# start of Dataset content

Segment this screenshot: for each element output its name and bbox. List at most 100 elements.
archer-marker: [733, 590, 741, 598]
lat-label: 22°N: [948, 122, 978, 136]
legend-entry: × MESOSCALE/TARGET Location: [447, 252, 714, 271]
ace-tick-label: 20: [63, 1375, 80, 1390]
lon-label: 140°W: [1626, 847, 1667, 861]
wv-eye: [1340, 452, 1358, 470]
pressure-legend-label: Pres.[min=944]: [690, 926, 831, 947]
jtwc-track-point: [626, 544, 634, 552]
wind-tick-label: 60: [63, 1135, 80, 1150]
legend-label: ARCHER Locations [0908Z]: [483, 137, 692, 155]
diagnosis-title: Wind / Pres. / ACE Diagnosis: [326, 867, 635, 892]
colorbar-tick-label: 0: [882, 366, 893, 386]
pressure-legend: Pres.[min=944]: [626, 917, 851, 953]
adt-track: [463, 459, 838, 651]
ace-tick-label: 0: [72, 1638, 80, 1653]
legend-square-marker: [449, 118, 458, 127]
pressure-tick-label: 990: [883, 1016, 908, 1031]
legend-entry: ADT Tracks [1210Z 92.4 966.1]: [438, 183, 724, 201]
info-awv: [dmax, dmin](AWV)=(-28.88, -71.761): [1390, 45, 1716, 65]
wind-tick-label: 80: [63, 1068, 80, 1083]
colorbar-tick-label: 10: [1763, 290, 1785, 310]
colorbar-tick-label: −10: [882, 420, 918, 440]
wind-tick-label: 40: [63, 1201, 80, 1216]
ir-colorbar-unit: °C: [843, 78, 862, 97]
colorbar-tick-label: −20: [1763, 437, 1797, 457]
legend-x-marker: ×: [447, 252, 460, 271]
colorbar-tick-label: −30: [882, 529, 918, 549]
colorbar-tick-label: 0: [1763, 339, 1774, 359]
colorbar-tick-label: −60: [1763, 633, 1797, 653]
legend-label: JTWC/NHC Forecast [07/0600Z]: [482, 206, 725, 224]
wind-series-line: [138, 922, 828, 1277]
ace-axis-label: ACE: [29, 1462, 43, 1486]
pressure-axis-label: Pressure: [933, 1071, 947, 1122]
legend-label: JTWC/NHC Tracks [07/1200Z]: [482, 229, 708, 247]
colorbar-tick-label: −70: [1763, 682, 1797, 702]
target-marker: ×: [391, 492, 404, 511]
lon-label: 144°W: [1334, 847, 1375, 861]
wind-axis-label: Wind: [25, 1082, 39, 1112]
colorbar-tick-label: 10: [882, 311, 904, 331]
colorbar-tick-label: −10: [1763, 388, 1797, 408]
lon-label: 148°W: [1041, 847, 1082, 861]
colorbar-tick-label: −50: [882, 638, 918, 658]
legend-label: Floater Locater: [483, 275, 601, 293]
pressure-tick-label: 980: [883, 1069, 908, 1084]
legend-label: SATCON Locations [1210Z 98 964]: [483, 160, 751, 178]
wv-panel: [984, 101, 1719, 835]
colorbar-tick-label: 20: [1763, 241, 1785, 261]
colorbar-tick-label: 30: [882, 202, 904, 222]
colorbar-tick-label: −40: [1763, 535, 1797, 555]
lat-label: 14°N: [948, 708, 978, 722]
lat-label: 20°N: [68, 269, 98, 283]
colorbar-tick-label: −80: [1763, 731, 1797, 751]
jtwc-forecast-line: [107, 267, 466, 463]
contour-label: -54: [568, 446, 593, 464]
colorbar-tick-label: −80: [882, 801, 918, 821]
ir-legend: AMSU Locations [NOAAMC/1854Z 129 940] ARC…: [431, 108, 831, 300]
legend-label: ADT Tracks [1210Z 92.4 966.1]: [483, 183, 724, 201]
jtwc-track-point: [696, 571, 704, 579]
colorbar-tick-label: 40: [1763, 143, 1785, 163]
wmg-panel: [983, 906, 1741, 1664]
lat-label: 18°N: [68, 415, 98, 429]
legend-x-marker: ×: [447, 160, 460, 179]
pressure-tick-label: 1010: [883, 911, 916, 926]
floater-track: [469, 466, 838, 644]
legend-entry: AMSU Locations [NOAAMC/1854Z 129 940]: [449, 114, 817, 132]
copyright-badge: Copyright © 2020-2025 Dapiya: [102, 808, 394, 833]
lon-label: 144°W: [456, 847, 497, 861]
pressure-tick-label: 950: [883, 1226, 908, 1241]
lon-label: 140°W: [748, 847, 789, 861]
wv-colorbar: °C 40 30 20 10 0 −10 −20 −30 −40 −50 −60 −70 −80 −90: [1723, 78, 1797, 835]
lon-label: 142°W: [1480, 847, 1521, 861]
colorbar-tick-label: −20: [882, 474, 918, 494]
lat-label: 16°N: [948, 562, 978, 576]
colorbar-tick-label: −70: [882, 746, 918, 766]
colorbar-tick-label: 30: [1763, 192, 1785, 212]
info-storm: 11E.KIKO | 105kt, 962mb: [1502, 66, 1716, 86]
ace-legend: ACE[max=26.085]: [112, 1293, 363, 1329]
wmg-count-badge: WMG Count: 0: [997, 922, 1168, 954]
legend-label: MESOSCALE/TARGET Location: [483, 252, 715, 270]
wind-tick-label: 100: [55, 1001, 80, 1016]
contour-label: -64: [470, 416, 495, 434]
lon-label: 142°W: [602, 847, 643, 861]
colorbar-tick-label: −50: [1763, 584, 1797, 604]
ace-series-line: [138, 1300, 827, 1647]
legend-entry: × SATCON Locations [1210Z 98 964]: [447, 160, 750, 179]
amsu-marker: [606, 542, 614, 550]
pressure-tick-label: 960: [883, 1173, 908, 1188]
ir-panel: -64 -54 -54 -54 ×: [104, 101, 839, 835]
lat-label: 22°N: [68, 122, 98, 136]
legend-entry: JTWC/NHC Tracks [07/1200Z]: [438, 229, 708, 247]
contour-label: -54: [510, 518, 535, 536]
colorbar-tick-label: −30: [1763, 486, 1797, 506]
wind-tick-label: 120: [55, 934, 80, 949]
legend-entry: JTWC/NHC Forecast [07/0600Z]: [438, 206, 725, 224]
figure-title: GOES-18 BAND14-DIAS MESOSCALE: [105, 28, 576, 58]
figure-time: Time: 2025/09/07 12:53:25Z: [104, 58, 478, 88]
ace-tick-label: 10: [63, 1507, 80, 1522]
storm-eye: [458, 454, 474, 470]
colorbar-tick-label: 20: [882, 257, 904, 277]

# end of Dataset content

Challenge
Return every line of the listing above unchanged.

Solution to the problem
Segment this screenshot: for each element output its name and bbox. List at most 100 elements.
archer-marker: [733, 590, 741, 598]
lat-label: 22°N: [948, 122, 978, 136]
legend-entry: × MESOSCALE/TARGET Location: [447, 252, 714, 271]
ace-tick-label: 20: [63, 1375, 80, 1390]
lon-label: 140°W: [1626, 847, 1667, 861]
wv-eye: [1340, 452, 1358, 470]
pressure-legend-label: Pres.[min=944]: [690, 926, 831, 947]
jtwc-track-point: [626, 544, 634, 552]
wind-tick-label: 60: [63, 1135, 80, 1150]
legend-label: ARCHER Locations [0908Z]: [483, 137, 692, 155]
diagnosis-title: Wind / Pres. / ACE Diagnosis: [326, 867, 635, 892]
colorbar-tick-label: 0: [882, 366, 893, 386]
pressure-legend: Pres.[min=944]: [626, 917, 851, 953]
adt-track: [463, 459, 838, 651]
ace-tick-label: 0: [72, 1638, 80, 1653]
legend-square-marker: [449, 118, 458, 127]
pressure-tick-label: 990: [883, 1016, 908, 1031]
legend-entry: ADT Tracks [1210Z 92.4 966.1]: [438, 183, 724, 201]
info-awv: [dmax, dmin](AWV)=(-28.88, -71.761): [1390, 45, 1716, 65]
wind-tick-label: 80: [63, 1068, 80, 1083]
colorbar-tick-label: 10: [1763, 290, 1785, 310]
colorbar-tick-label: −10: [882, 420, 918, 440]
wind-tick-label: 40: [63, 1201, 80, 1216]
ir-colorbar-unit: °C: [843, 78, 862, 97]
colorbar-tick-label: −20: [1763, 437, 1797, 457]
legend-x-marker: ×: [447, 252, 460, 271]
colorbar-tick-label: −30: [882, 529, 918, 549]
colorbar-tick-label: 0: [1763, 339, 1774, 359]
colorbar-tick-label: −60: [1763, 633, 1797, 653]
legend-label: JTWC/NHC Forecast [07/0600Z]: [482, 206, 725, 224]
wind-series-line: [138, 922, 828, 1277]
ace-axis-label: ACE: [29, 1462, 43, 1486]
pressure-axis-label: Pressure: [933, 1071, 947, 1122]
legend-label: JTWC/NHC Tracks [07/1200Z]: [482, 229, 708, 247]
colorbar-tick-label: −70: [1763, 682, 1797, 702]
target-marker: ×: [391, 492, 404, 511]
lon-label: 144°W: [1334, 847, 1375, 861]
wind-axis-label: Wind: [25, 1082, 39, 1112]
colorbar-tick-label: 10: [882, 311, 904, 331]
colorbar-tick-label: −10: [1763, 388, 1797, 408]
lon-label: 148°W: [1041, 847, 1082, 861]
colorbar-tick-label: −50: [882, 638, 918, 658]
legend-label: Floater Locater: [483, 275, 601, 293]
pressure-tick-label: 980: [883, 1069, 908, 1084]
legend-label: SATCON Locations [1210Z 98 964]: [483, 160, 751, 178]
wv-panel: [984, 101, 1719, 835]
colorbar-tick-label: 20: [1763, 241, 1785, 261]
colorbar-tick-label: 30: [882, 202, 904, 222]
colorbar-tick-label: −40: [1763, 535, 1797, 555]
lat-label: 14°N: [948, 708, 978, 722]
lat-label: 20°N: [68, 269, 98, 283]
colorbar-tick-label: −80: [1763, 731, 1797, 751]
jtwc-forecast-line: [107, 267, 466, 463]
contour-label: -54: [568, 446, 593, 464]
colorbar-tick-label: −80: [882, 801, 918, 821]
ir-legend: AMSU Locations [NOAAMC/1854Z 129 940] ARC…: [431, 108, 831, 300]
legend-label: ADT Tracks [1210Z 92.4 966.1]: [483, 183, 724, 201]
jtwc-track-point: [696, 571, 704, 579]
colorbar-tick-label: 40: [1763, 143, 1785, 163]
wmg-panel: [983, 906, 1741, 1664]
lat-label: 18°N: [68, 415, 98, 429]
legend-x-marker: ×: [447, 160, 460, 179]
pressure-tick-label: 1010: [883, 911, 916, 926]
floater-track: [469, 466, 838, 644]
legend-entry: AMSU Locations [NOAAMC/1854Z 129 940]: [449, 114, 817, 132]
copyright-badge: Copyright © 2020-2025 Dapiya: [102, 808, 394, 833]
lon-label: 144°W: [456, 847, 497, 861]
pressure-tick-label: 950: [883, 1226, 908, 1241]
lon-label: 140°W: [748, 847, 789, 861]
wv-colorbar: °C 40 30 20 10 0 −10 −20 −30 −40 −50 −60 −70 −80 −90: [1723, 78, 1797, 835]
lon-label: 142°W: [1480, 847, 1521, 861]
colorbar-tick-label: −20: [882, 474, 918, 494]
lat-label: 16°N: [948, 562, 978, 576]
colorbar-tick-label: −70: [882, 746, 918, 766]
colorbar-tick-label: 30: [1763, 192, 1785, 212]
info-storm: 11E.KIKO | 105kt, 962mb: [1502, 66, 1716, 86]
ace-legend: ACE[max=26.085]: [112, 1293, 363, 1329]
wmg-count-badge: WMG Count: 0: [997, 922, 1168, 954]
legend-label: MESOSCALE/TARGET Location: [483, 252, 715, 270]
wind-tick-label: 100: [55, 1001, 80, 1016]
contour-label: -64: [470, 416, 495, 434]
lon-label: 142°W: [602, 847, 643, 861]
colorbar-tick-label: −50: [1763, 584, 1797, 604]
ace-series-line: [138, 1300, 827, 1647]
legend-entry: × SATCON Locations [1210Z 98 964]: [447, 160, 750, 179]
amsu-marker: [606, 542, 614, 550]
pressure-tick-label: 960: [883, 1173, 908, 1188]
ir-panel: -64 -54 -54 -54 ×: [104, 101, 839, 835]
lat-label: 22°N: [68, 122, 98, 136]
legend-entry: JTWC/NHC Tracks [07/1200Z]: [438, 229, 708, 247]
contour-label: -54: [510, 518, 535, 536]
colorbar-tick-label: −30: [1763, 486, 1797, 506]
wind-tick-label: 120: [55, 934, 80, 949]
legend-entry: JTWC/NHC Forecast [07/0600Z]: [438, 206, 725, 224]
figure-title: GOES-18 BAND14-DIAS MESOSCALE: [105, 28, 576, 58]
figure-time: Time: 2025/09/07 12:53:25Z: [104, 58, 478, 88]
ace-tick-label: 10: [63, 1507, 80, 1522]
storm-eye: [458, 454, 474, 470]
colorbar-tick-label: 20: [882, 257, 904, 277]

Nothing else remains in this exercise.